**Dataset records**:
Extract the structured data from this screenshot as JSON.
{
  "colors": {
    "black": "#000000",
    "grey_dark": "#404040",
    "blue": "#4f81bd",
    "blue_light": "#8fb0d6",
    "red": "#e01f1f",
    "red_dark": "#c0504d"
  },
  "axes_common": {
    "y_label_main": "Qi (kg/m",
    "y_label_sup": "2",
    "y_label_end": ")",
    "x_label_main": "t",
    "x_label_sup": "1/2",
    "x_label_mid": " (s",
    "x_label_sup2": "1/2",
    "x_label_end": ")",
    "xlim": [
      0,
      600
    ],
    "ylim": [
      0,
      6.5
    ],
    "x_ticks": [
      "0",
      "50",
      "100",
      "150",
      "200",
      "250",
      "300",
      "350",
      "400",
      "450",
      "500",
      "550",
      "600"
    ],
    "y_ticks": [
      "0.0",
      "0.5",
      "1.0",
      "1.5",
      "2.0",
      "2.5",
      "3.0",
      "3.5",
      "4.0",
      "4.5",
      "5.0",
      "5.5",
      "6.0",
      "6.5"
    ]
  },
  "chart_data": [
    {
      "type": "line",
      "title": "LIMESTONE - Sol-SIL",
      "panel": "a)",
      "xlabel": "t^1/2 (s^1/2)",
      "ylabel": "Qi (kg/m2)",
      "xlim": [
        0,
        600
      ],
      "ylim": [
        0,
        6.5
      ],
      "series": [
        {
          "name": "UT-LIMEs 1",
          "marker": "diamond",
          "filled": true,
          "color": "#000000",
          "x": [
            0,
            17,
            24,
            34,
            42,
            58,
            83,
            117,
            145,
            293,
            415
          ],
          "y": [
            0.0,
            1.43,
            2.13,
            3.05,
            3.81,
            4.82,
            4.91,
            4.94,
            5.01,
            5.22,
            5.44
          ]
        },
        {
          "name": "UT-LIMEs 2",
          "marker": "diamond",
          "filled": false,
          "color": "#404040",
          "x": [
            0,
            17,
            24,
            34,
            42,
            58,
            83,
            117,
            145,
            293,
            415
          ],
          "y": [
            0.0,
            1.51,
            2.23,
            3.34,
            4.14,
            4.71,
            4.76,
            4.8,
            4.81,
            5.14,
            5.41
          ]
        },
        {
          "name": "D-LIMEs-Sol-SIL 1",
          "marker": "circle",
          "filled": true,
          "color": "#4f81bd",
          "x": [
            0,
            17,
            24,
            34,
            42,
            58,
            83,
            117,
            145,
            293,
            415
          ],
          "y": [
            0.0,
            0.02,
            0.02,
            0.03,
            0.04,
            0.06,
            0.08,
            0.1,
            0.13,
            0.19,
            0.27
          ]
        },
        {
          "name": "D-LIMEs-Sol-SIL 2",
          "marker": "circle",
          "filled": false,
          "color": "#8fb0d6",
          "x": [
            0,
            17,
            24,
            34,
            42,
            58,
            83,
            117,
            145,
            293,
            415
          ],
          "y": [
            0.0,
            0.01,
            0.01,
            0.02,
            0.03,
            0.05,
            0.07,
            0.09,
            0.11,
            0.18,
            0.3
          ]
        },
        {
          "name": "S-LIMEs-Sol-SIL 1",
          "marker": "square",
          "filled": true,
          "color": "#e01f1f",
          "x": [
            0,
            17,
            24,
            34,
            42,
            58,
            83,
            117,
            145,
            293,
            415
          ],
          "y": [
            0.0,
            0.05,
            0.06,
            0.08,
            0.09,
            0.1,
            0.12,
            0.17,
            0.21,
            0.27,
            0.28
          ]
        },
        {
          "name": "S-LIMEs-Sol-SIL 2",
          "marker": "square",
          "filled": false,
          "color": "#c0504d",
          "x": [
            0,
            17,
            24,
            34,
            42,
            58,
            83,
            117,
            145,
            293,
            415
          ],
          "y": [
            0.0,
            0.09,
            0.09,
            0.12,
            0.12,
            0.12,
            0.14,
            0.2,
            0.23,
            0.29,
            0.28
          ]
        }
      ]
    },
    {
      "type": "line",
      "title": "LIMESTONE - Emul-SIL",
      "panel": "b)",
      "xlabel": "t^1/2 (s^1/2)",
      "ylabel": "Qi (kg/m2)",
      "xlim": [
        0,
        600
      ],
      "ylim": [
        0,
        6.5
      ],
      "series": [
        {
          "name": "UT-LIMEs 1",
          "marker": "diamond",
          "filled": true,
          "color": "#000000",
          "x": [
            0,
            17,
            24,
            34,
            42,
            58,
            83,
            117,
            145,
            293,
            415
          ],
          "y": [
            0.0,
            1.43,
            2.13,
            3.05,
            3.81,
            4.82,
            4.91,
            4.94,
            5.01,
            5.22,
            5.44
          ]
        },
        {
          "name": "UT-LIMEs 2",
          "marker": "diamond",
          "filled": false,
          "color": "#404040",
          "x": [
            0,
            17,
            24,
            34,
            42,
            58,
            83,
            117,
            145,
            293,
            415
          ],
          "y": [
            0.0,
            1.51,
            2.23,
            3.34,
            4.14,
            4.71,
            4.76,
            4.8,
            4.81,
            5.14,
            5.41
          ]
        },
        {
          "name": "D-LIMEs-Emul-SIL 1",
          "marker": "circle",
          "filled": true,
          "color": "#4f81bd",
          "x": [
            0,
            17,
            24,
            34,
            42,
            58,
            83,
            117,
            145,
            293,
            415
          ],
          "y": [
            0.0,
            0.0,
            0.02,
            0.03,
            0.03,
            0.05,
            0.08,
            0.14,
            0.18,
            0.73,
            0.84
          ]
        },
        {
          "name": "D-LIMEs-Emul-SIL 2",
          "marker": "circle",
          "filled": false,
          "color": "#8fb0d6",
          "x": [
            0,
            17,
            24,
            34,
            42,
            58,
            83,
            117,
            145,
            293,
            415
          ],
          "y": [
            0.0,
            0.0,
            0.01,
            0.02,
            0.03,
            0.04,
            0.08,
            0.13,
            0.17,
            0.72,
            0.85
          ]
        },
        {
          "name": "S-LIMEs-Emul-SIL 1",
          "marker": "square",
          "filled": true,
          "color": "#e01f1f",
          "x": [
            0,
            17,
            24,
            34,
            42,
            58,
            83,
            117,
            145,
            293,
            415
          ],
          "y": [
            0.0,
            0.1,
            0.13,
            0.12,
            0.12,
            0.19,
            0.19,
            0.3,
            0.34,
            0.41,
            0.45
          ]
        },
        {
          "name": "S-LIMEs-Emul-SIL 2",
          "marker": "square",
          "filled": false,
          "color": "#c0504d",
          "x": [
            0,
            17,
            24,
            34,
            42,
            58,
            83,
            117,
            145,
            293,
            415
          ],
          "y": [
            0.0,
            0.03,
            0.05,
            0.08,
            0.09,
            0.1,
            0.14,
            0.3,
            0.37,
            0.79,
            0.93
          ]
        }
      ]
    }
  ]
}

**Prompt**: Print all the data exactly.

**Task result**:
Extract the structured data from this screenshot as JSON.
{
  "colors": {
    "black": "#000000",
    "grey_dark": "#404040",
    "blue": "#4f81bd",
    "blue_light": "#8fb0d6",
    "red": "#e01f1f",
    "red_dark": "#c0504d"
  },
  "axes_common": {
    "y_label_main": "Qi (kg/m",
    "y_label_sup": "2",
    "y_label_end": ")",
    "x_label_main": "t",
    "x_label_sup": "1/2",
    "x_label_mid": " (s",
    "x_label_sup2": "1/2",
    "x_label_end": ")",
    "xlim": [
      0,
      600
    ],
    "ylim": [
      0,
      6.5
    ],
    "x_ticks": [
      "0",
      "50",
      "100",
      "150",
      "200",
      "250",
      "300",
      "350",
      "400",
      "450",
      "500",
      "550",
      "600"
    ],
    "y_ticks": [
      "0.0",
      "0.5",
      "1.0",
      "1.5",
      "2.0",
      "2.5",
      "3.0",
      "3.5",
      "4.0",
      "4.5",
      "5.0",
      "5.5",
      "6.0",
      "6.5"
    ]
  },
  "chart_data": [
    {
      "type": "line",
      "title": "LIMESTONE - Sol-SIL",
      "panel": "a)",
      "xlabel": "t^1/2 (s^1/2)",
      "ylabel": "Qi (kg/m2)",
      "xlim": [
        0,
        600
      ],
      "ylim": [
        0,
        6.5
      ],
      "series": [
        {
          "name": "UT-LIMEs 1",
          "marker": "diamond",
          "filled": true,
          "color": "#000000",
          "x": [
            0,
            17,
            24,
            34,
            42,
            58,
            83,
            117,
            145,
            293,
            415
          ],
          "y": [
            0.0,
            1.43,
            2.13,
            3.05,
            3.81,
            4.82,
            4.91,
            4.94,
            5.01,
            5.22,
            5.44
          ]
        },
        {
          "name": "UT-LIMEs 2",
          "marker": "diamond",
          "filled": false,
          "color": "#404040",
          "x": [
            0,
            17,
            24,
            34,
            42,
            58,
            83,
            117,
            145,
            293,
            415
          ],
          "y": [
            0.0,
            1.51,
            2.23,
            3.34,
            4.14,
            4.71,
            4.76,
            4.8,
            4.81,
            5.14,
            5.41
          ]
        },
        {
          "name": "D-LIMEs-Sol-SIL 1",
          "marker": "circle",
          "filled": true,
          "color": "#4f81bd",
          "x": [
            0,
            17,
            24,
            34,
            42,
            58,
            83,
            117,
            145,
            293,
            415
          ],
          "y": [
            0.0,
            0.02,
            0.02,
            0.03,
            0.04,
            0.06,
            0.08,
            0.1,
            0.13,
            0.19,
            0.27
          ]
        },
        {
          "name": "D-LIMEs-Sol-SIL 2",
          "marker": "circle",
          "filled": false,
          "color": "#8fb0d6",
          "x": [
            0,
            17,
            24,
            34,
            42,
            58,
            83,
            117,
            145,
            293,
            415
          ],
          "y": [
            0.0,
            0.01,
            0.01,
            0.02,
            0.03,
            0.05,
            0.07,
            0.09,
            0.11,
            0.18,
            0.3
          ]
        },
        {
          "name": "S-LIMEs-Sol-SIL 1",
          "marker": "square",
          "filled": true,
          "color": "#e01f1f",
          "x": [
            0,
            17,
            24,
            34,
            42,
            58,
            83,
            117,
            145,
            293,
            415
          ],
          "y": [
            0.0,
            0.05,
            0.06,
            0.08,
            0.09,
            0.1,
            0.12,
            0.17,
            0.21,
            0.27,
            0.28
          ]
        },
        {
          "name": "S-LIMEs-Sol-SIL 2",
          "marker": "square",
          "filled": false,
          "color": "#c0504d",
          "x": [
            0,
            17,
            24,
            34,
            42,
            58,
            83,
            117,
            145,
            293,
            415
          ],
          "y": [
            0.0,
            0.09,
            0.09,
            0.12,
            0.12,
            0.12,
            0.14,
            0.2,
            0.23,
            0.29,
            0.28
          ]
        }
      ]
    },
    {
      "type": "line",
      "title": "LIMESTONE - Emul-SIL",
      "panel": "b)",
      "xlabel": "t^1/2 (s^1/2)",
      "ylabel": "Qi (kg/m2)",
      "xlim": [
        0,
        600
      ],
      "ylim": [
        0,
        6.5
      ],
      "series": [
        {
          "name": "UT-LIMEs 1",
          "marker": "diamond",
          "filled": true,
          "color": "#000000",
          "x": [
            0,
            17,
            24,
            34,
            42,
            58,
            83,
            117,
            145,
            293,
            415
          ],
          "y": [
            0.0,
            1.43,
            2.13,
            3.05,
            3.81,
            4.82,
            4.91,
            4.94,
            5.01,
            5.22,
            5.44
          ]
        },
        {
          "name": "UT-LIMEs 2",
          "marker": "diamond",
          "filled": false,
          "color": "#404040",
          "x": [
            0,
            17,
            24,
            34,
            42,
            58,
            83,
            117,
            145,
            293,
            415
          ],
          "y": [
            0.0,
            1.51,
            2.23,
            3.34,
            4.14,
            4.71,
            4.76,
            4.8,
            4.81,
            5.14,
            5.41
          ]
        },
        {
          "name": "D-LIMEs-Emul-SIL 1",
          "marker": "circle",
          "filled": true,
          "color": "#4f81bd",
          "x": [
            0,
            17,
            24,
            34,
            42,
            58,
            83,
            117,
            145,
            293,
            415
          ],
          "y": [
            0.0,
            0.0,
            0.02,
            0.03,
            0.03,
            0.05,
            0.08,
            0.14,
            0.18,
            0.73,
            0.84
          ]
        },
        {
          "name": "D-LIMEs-Emul-SIL 2",
          "marker": "circle",
          "filled": false,
          "color": "#8fb0d6",
          "x": [
            0,
            17,
            24,
            34,
            42,
            58,
            83,
            117,
            145,
            293,
            415
          ],
          "y": [
            0.0,
            0.0,
            0.01,
            0.02,
            0.03,
            0.04,
            0.08,
            0.13,
            0.17,
            0.72,
            0.85
          ]
        },
        {
          "name": "S-LIMEs-Emul-SIL 1",
          "marker": "square",
          "filled": true,
          "color": "#e01f1f",
          "x": [
            0,
            17,
            24,
            34,
            42,
            58,
            83,
            117,
            145,
            293,
            415
          ],
          "y": [
            0.0,
            0.1,
            0.13,
            0.12,
            0.12,
            0.19,
            0.19,
            0.3,
            0.34,
            0.41,
            0.45
          ]
        },
        {
          "name": "S-LIMEs-Emul-SIL 2",
          "marker": "square",
          "filled": false,
          "color": "#c0504d",
          "x": [
            0,
            17,
            24,
            34,
            42,
            58,
            83,
            117,
            145,
            293,
            415
          ],
          "y": [
            0.0,
            0.03,
            0.05,
            0.08,
            0.09,
            0.1,
            0.14,
            0.3,
            0.37,
            0.79,
            0.93
          ]
        }
      ]
    }
  ]
}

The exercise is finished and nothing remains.